• Problem details:
Determine how many lines of the material hold the string "would" and reply with only that number.

• Input material:
↓
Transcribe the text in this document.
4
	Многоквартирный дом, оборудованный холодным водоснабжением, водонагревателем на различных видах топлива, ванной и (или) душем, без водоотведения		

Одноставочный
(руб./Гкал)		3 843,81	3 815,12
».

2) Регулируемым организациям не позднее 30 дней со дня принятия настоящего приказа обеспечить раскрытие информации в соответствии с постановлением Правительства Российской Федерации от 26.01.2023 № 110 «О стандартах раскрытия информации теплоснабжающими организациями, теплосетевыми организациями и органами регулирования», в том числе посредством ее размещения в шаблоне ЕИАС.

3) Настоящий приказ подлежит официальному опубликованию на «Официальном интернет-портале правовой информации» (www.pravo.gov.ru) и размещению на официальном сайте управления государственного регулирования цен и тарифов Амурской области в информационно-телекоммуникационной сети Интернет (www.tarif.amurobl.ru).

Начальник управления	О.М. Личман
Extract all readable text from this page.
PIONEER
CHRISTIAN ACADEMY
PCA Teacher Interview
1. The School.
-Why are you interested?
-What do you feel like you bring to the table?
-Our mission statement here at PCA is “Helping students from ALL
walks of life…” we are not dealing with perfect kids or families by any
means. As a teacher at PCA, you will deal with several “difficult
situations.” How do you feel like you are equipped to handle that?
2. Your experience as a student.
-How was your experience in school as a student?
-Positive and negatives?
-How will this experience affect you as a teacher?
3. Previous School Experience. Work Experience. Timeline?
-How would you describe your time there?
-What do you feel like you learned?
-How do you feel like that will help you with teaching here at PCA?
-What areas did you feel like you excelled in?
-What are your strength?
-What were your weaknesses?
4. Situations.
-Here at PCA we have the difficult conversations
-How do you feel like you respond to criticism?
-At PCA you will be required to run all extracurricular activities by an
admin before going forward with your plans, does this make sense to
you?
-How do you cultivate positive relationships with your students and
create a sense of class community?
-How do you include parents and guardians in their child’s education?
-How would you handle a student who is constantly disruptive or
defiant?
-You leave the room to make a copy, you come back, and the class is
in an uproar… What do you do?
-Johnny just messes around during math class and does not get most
↑
• Result:
2